Your objective =>
Tally up the lines carrying the string "JSON" and respond with only the resulting number.

Material provided =>
+ + +

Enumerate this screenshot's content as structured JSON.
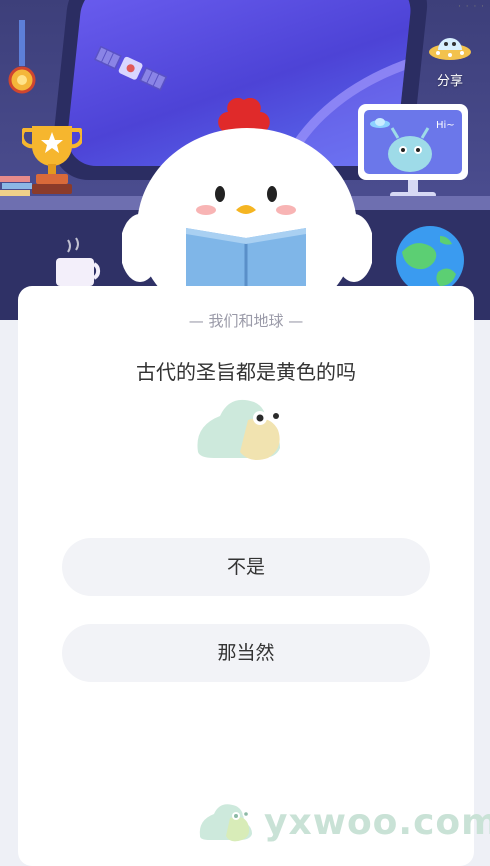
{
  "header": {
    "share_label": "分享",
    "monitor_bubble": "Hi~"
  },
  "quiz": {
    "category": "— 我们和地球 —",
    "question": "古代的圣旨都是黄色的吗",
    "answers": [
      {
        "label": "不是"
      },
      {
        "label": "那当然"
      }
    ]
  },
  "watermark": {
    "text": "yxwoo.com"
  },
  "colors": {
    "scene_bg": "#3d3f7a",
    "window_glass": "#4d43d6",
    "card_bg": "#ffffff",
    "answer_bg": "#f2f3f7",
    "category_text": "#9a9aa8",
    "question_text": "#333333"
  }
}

+ + +

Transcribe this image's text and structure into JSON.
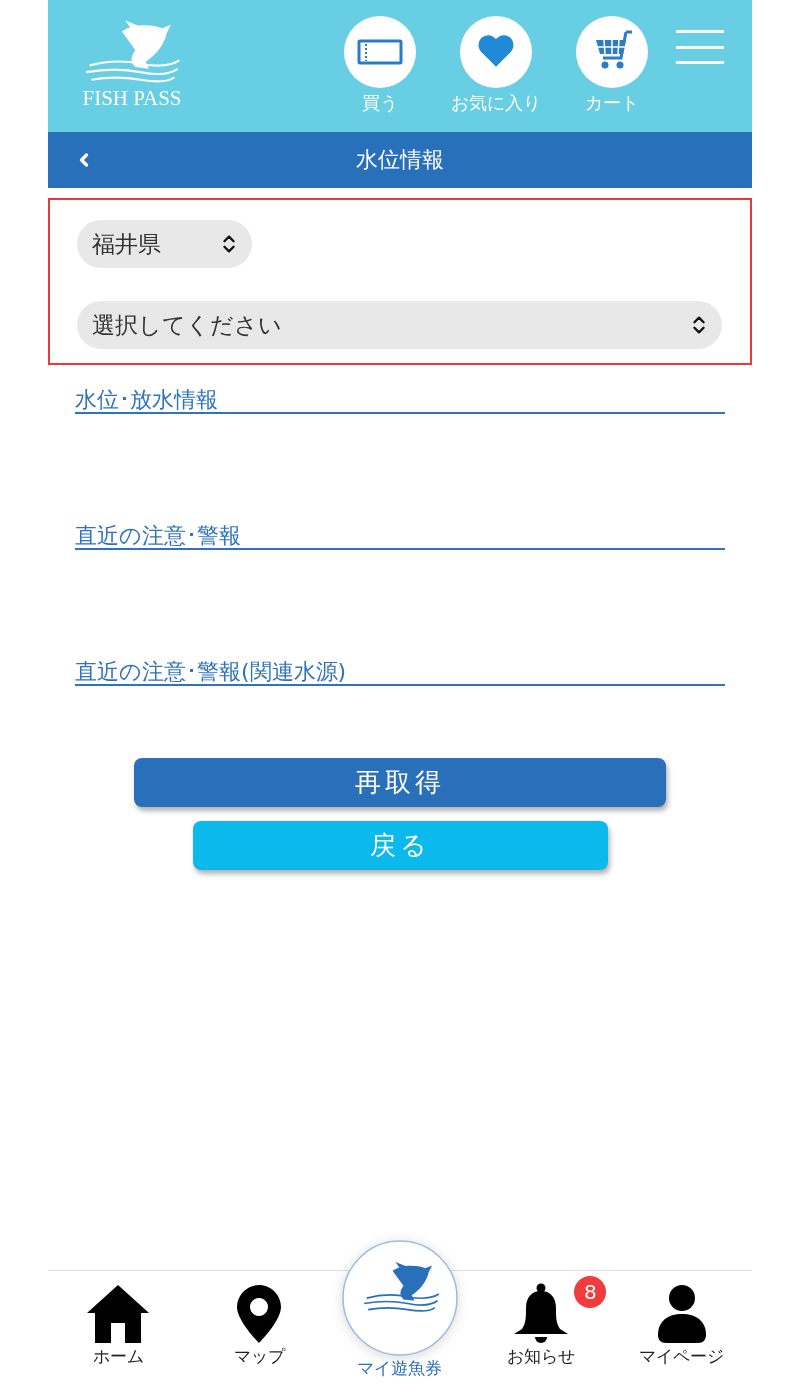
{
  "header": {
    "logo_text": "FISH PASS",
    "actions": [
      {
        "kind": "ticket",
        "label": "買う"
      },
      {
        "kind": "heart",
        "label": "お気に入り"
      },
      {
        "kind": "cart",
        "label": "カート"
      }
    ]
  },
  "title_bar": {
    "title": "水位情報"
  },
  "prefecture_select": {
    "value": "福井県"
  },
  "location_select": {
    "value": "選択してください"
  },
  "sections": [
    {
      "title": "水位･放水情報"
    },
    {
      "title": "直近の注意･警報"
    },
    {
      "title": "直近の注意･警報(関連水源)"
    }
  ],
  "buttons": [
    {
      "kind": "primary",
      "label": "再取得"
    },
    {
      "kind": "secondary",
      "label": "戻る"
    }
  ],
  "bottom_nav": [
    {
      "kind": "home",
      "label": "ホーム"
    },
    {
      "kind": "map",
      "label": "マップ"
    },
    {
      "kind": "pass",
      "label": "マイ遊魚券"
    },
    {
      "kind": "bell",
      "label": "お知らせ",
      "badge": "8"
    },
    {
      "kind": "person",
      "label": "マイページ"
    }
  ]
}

+ + +

Answer to the task =>
2